> [GIVEN REQUEST] Narrow the data below down to the lines containing "osztályigazgató".

### EXCERPTED RECORDS

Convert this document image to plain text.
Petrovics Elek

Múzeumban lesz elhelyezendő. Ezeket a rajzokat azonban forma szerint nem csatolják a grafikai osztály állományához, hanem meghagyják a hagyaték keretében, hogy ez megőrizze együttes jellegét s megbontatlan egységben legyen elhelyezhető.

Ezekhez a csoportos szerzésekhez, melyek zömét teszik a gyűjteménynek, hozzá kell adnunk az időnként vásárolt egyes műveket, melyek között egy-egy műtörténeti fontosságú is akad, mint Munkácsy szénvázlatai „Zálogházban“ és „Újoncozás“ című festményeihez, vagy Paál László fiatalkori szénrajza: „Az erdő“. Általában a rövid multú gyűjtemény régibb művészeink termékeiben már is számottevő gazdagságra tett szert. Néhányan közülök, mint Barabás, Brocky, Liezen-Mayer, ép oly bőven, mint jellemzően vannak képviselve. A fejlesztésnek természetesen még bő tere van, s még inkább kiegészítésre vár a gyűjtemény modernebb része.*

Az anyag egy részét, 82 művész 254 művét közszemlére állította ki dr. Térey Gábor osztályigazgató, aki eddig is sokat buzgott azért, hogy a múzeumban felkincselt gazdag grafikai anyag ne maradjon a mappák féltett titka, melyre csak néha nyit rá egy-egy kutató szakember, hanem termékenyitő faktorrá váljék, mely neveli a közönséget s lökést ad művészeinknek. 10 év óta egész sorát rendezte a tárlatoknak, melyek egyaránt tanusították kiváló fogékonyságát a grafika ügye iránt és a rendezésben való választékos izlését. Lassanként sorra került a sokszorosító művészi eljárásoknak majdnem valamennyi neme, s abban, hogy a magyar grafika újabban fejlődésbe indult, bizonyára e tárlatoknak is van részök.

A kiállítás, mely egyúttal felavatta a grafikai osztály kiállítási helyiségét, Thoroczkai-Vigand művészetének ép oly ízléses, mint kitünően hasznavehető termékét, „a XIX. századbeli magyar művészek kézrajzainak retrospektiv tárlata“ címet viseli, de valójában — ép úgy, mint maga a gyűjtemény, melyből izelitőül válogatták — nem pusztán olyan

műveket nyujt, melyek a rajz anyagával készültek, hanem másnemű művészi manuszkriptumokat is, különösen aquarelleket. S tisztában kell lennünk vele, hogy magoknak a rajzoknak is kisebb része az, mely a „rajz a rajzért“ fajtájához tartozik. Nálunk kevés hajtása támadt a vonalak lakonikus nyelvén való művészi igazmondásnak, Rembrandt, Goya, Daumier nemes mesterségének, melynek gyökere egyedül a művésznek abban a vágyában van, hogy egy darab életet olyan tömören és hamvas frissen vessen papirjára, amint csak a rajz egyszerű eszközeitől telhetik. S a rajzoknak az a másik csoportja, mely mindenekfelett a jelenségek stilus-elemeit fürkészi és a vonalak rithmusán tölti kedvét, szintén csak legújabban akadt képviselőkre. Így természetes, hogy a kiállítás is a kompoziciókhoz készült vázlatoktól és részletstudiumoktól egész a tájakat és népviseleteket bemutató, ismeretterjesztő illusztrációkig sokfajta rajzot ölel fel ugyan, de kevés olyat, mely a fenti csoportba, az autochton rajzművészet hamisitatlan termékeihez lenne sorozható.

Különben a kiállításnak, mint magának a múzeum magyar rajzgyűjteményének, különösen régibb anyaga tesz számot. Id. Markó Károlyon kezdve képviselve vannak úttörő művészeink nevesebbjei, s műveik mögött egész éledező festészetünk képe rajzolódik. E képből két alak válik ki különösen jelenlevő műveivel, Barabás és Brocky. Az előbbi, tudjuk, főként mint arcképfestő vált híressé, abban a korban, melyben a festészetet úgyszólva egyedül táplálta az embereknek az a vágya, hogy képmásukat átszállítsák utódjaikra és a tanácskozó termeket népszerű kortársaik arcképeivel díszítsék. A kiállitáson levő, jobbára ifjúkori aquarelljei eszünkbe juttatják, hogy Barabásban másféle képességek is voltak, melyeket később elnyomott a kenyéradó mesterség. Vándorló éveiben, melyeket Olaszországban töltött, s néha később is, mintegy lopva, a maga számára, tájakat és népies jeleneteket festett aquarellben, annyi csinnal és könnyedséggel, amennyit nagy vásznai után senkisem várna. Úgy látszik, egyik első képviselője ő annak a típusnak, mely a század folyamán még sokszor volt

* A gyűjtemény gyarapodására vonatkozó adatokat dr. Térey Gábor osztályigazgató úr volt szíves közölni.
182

######

> [SOLVED PROBLEM]
Az anyag egy részét, 82 művész 254 művét közszemlére állította ki dr. Térey Gábor osztályigazgató, aki eddig is sokat buzgott azért, hogy a múzeumban felkincselt gazdag grafikai anyag ne maradjon a mappák féltett titka, melyre csak néha nyit rá egy-egy kutató szakember, hanem termékenyitő faktorrá váljék, mely neveli a közönséget s lökést ad művészeinknek. 10 év óta egész sorát rendezte a tárlatoknak, melyek egyaránt tanusították kiváló fogékonyságát a grafika ügye iránt és a rendezésben való választékos izlését. Lassanként sorra került a sokszorosító művészi eljárásoknak majdnem valamennyi neme, s abban, hogy a magyar grafika újabban fejlődésbe indult, bizonyára e tárlatoknak is van részök.
* A gyűjtemény gyarapodására vonatkozó adatokat dr. Térey Gábor osztályigazgató úr volt szíves közölni.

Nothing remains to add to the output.